*WHAT THE TASK ASKS*: Write out the listing exactly as it is given.

+++

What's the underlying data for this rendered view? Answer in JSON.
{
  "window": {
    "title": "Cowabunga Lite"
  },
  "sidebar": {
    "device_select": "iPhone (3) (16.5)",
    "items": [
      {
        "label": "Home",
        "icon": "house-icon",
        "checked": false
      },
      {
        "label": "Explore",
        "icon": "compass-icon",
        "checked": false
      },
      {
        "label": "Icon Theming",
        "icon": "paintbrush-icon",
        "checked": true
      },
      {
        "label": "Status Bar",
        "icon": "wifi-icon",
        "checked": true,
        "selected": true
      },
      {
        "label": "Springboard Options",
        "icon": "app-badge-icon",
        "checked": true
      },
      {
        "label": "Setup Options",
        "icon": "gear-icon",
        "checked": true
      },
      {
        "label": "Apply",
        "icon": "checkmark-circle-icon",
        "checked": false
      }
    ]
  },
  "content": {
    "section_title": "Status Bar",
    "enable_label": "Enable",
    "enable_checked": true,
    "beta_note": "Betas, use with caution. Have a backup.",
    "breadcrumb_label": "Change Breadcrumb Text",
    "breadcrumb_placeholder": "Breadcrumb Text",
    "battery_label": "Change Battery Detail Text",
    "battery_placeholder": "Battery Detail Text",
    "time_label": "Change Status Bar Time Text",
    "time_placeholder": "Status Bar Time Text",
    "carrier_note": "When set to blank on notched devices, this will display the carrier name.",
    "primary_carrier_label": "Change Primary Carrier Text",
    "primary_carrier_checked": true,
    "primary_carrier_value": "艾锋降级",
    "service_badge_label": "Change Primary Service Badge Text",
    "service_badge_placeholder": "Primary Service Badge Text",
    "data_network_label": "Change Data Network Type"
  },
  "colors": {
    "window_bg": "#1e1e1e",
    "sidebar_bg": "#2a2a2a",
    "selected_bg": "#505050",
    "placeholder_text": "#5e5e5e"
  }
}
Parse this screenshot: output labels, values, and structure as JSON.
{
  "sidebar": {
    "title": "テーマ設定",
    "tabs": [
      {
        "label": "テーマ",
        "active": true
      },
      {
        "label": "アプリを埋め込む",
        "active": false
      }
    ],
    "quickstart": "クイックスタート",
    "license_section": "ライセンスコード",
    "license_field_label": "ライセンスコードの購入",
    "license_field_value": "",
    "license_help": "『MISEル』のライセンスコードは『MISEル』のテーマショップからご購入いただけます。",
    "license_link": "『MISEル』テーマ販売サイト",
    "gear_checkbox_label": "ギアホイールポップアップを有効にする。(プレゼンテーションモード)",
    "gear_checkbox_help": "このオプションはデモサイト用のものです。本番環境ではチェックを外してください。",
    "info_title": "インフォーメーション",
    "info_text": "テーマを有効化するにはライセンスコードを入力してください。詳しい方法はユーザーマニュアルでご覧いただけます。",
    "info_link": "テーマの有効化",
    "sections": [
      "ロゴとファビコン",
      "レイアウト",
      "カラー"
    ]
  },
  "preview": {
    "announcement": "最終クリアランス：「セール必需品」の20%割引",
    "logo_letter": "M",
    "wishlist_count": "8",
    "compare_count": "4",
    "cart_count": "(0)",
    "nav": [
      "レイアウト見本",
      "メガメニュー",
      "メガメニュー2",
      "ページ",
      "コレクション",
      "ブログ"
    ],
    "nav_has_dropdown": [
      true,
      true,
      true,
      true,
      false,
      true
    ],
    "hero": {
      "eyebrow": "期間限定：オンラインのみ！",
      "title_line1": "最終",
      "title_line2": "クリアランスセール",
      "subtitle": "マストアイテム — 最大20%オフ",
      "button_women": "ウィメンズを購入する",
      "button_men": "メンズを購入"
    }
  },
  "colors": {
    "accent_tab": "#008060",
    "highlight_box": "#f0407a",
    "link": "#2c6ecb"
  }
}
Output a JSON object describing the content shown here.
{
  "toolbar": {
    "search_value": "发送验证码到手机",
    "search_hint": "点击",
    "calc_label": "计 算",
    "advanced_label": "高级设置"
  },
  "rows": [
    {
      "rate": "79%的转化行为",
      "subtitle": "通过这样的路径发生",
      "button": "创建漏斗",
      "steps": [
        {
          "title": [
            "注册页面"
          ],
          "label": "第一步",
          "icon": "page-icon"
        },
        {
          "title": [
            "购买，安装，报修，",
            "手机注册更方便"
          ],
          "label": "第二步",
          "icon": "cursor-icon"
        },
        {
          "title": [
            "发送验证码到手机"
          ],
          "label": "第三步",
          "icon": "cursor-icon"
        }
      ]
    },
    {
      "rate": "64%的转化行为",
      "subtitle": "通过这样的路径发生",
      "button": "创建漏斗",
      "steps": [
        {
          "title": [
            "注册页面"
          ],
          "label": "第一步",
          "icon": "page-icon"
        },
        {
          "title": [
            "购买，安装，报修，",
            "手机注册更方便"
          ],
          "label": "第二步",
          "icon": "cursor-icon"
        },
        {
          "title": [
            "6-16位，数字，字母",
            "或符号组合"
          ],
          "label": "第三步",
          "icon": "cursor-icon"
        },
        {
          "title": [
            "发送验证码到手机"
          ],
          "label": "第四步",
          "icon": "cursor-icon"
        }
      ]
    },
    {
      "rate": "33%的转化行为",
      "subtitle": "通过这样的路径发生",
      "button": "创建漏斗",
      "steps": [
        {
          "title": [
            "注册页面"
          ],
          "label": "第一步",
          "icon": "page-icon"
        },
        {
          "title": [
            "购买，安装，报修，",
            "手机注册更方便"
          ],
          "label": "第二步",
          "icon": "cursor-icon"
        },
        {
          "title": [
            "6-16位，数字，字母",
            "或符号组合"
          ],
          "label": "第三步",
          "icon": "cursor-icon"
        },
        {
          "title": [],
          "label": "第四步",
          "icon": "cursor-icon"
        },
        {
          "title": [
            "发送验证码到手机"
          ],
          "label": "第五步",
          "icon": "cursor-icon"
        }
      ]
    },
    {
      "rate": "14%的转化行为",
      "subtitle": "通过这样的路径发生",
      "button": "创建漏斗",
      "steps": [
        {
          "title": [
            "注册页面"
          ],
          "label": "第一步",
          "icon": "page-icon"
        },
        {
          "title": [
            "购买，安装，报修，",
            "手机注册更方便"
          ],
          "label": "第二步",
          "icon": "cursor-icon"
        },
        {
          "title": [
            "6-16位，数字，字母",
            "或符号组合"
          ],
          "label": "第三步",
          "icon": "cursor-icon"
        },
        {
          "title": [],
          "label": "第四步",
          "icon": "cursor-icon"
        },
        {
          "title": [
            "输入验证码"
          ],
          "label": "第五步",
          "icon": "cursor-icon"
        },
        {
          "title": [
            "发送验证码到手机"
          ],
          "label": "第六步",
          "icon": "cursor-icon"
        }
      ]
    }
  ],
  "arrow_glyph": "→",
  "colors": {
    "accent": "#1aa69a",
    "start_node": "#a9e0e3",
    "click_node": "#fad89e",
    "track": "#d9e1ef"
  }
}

+++

*SOLUTION TO THIS PROBLEM*:
What's the underlying data for this rendered view? Answer in JSON.
{
  "window": {
    "title": "Cowabunga Lite"
  },
  "sidebar": {
    "device_select": "iPhone (3) (16.5)",
    "items": [
      {
        "label": "Home",
        "icon": "house-icon",
        "checked": false
      },
      {
        "label": "Explore",
        "icon": "compass-icon",
        "checked": false
      },
      {
        "label": "Icon Theming",
        "icon": "paintbrush-icon",
        "checked": true
      },
      {
        "label": "Status Bar",
        "icon": "wifi-icon",
        "checked": true,
        "selected": true
      },
      {
        "label": "Springboard Options",
        "icon": "app-badge-icon",
        "checked": true
      },
      {
        "label": "Setup Options",
        "icon": "gear-icon",
        "checked": true
      },
      {
        "label": "Apply",
        "icon": "checkmark-circle-icon",
        "checked": false
      }
    ]
  },
  "content": {
    "section_title": "Status Bar",
    "enable_label": "Enable",
    "enable_checked": true,
    "beta_note": "Betas, use with caution. Have a backup.",
    "breadcrumb_label": "Change Breadcrumb Text",
    "breadcrumb_placeholder": "Breadcrumb Text",
    "battery_label": "Change Battery Detail Text",
    "battery_placeholder": "Battery Detail Text",
    "time_label": "Change Status Bar Time Text",
    "time_placeholder": "Status Bar Time Text",
    "carrier_note": "When set to blank on notched devices, this will display the carrier name.",
    "primary_carrier_label": "Change Primary Carrier Text",
    "primary_carrier_checked": true,
    "primary_carrier_value": "艾锋降级",
    "service_badge_label": "Change Primary Service Badge Text",
    "service_badge_placeholder": "Primary Service Badge Text",
    "data_network_label": "Change Data Network Type"
  },
  "colors": {
    "window_bg": "#1e1e1e",
    "sidebar_bg": "#2a2a2a",
    "selected_bg": "#505050",
    "placeholder_text": "#5e5e5e"
  }
}
Parse this screenshot: output labels, values, and structure as JSON.
{
  "sidebar": {
    "title": "テーマ設定",
    "tabs": [
      {
        "label": "テーマ",
        "active": true
      },
      {
        "label": "アプリを埋め込む",
        "active": false
      }
    ],
    "quickstart": "クイックスタート",
    "license_section": "ライセンスコード",
    "license_field_label": "ライセンスコードの購入",
    "license_field_value": "",
    "license_help": "『MISEル』のライセンスコードは『MISEル』のテーマショップからご購入いただけます。",
    "license_link": "『MISEル』テーマ販売サイト",
    "gear_checkbox_label": "ギアホイールポップアップを有効にする。(プレゼンテーションモード)",
    "gear_checkbox_help": "このオプションはデモサイト用のものです。本番環境ではチェックを外してください。",
    "info_title": "インフォーメーション",
    "info_text": "テーマを有効化するにはライセンスコードを入力してください。詳しい方法はユーザーマニュアルでご覧いただけます。",
    "info_link": "テーマの有効化",
    "sections": [
      "ロゴとファビコン",
      "レイアウト",
      "カラー"
    ]
  },
  "preview": {
    "announcement": "最終クリアランス：「セール必需品」の20%割引",
    "logo_letter": "M",
    "wishlist_count": "8",
    "compare_count": "4",
    "cart_count": "(0)",
    "nav": [
      "レイアウト見本",
      "メガメニュー",
      "メガメニュー2",
      "ページ",
      "コレクション",
      "ブログ"
    ],
    "nav_has_dropdown": [
      true,
      true,
      true,
      true,
      false,
      true
    ],
    "hero": {
      "eyebrow": "期間限定：オンラインのみ！",
      "title_line1": "最終",
      "title_line2": "クリアランスセール",
      "subtitle": "マストアイテム — 最大20%オフ",
      "button_women": "ウィメンズを購入する",
      "button_men": "メンズを購入"
    }
  },
  "colors": {
    "accent_tab": "#008060",
    "highlight_box": "#f0407a",
    "link": "#2c6ecb"
  }
}
Output a JSON object describing the content shown here.
{
  "toolbar": {
    "search_value": "发送验证码到手机",
    "search_hint": "点击",
    "calc_label": "计 算",
    "advanced_label": "高级设置"
  },
  "rows": [
    {
      "rate": "79%的转化行为",
      "subtitle": "通过这样的路径发生",
      "button": "创建漏斗",
      "steps": [
        {
          "title": [
            "注册页面"
          ],
          "label": "第一步",
          "icon": "page-icon"
        },
        {
          "title": [
            "购买，安装，报修，",
            "手机注册更方便"
          ],
          "label": "第二步",
          "icon": "cursor-icon"
        },
        {
          "title": [
            "发送验证码到手机"
          ],
          "label": "第三步",
          "icon": "cursor-icon"
        }
      ]
    },
    {
      "rate": "64%的转化行为",
      "subtitle": "通过这样的路径发生",
      "button": "创建漏斗",
      "steps": [
        {
          "title": [
            "注册页面"
          ],
          "label": "第一步",
          "icon": "page-icon"
        },
        {
          "title": [
            "购买，安装，报修，",
            "手机注册更方便"
          ],
          "label": "第二步",
          "icon": "cursor-icon"
        },
        {
          "title": [
            "6-16位，数字，字母",
            "或符号组合"
          ],
          "label": "第三步",
          "icon": "cursor-icon"
        },
        {
          "title": [
            "发送验证码到手机"
          ],
          "label": "第四步",
          "icon": "cursor-icon"
        }
      ]
    },
    {
      "rate": "33%的转化行为",
      "subtitle": "通过这样的路径发生",
      "button": "创建漏斗",
      "steps": [
        {
          "title": [
            "注册页面"
          ],
          "label": "第一步",
          "icon": "page-icon"
        },
        {
          "title": [
            "购买，安装，报修，",
            "手机注册更方便"
          ],
          "label": "第二步",
          "icon": "cursor-icon"
        },
        {
          "title": [
            "6-16位，数字，字母",
            "或符号组合"
          ],
          "label": "第三步",
          "icon": "cursor-icon"
        },
        {
          "title": [],
          "label": "第四步",
          "icon": "cursor-icon"
        },
        {
          "title": [
            "发送验证码到手机"
          ],
          "label": "第五步",
          "icon": "cursor-icon"
        }
      ]
    },
    {
      "rate": "14%的转化行为",
      "subtitle": "通过这样的路径发生",
      "button": "创建漏斗",
      "steps": [
        {
          "title": [
            "注册页面"
          ],
          "label": "第一步",
          "icon": "page-icon"
        },
        {
          "title": [
            "购买，安装，报修，",
            "手机注册更方便"
          ],
          "label": "第二步",
          "icon": "cursor-icon"
        },
        {
          "title": [
            "6-16位，数字，字母",
            "或符号组合"
          ],
          "label": "第三步",
          "icon": "cursor-icon"
        },
        {
          "title": [],
          "label": "第四步",
          "icon": "cursor-icon"
        },
        {
          "title": [
            "输入验证码"
          ],
          "label": "第五步",
          "icon": "cursor-icon"
        },
        {
          "title": [
            "发送验证码到手机"
          ],
          "label": "第六步",
          "icon": "cursor-icon"
        }
      ]
    }
  ],
  "arrow_glyph": "→",
  "colors": {
    "accent": "#1aa69a",
    "start_node": "#a9e0e3",
    "click_node": "#fad89e",
    "track": "#d9e1ef"
  }
}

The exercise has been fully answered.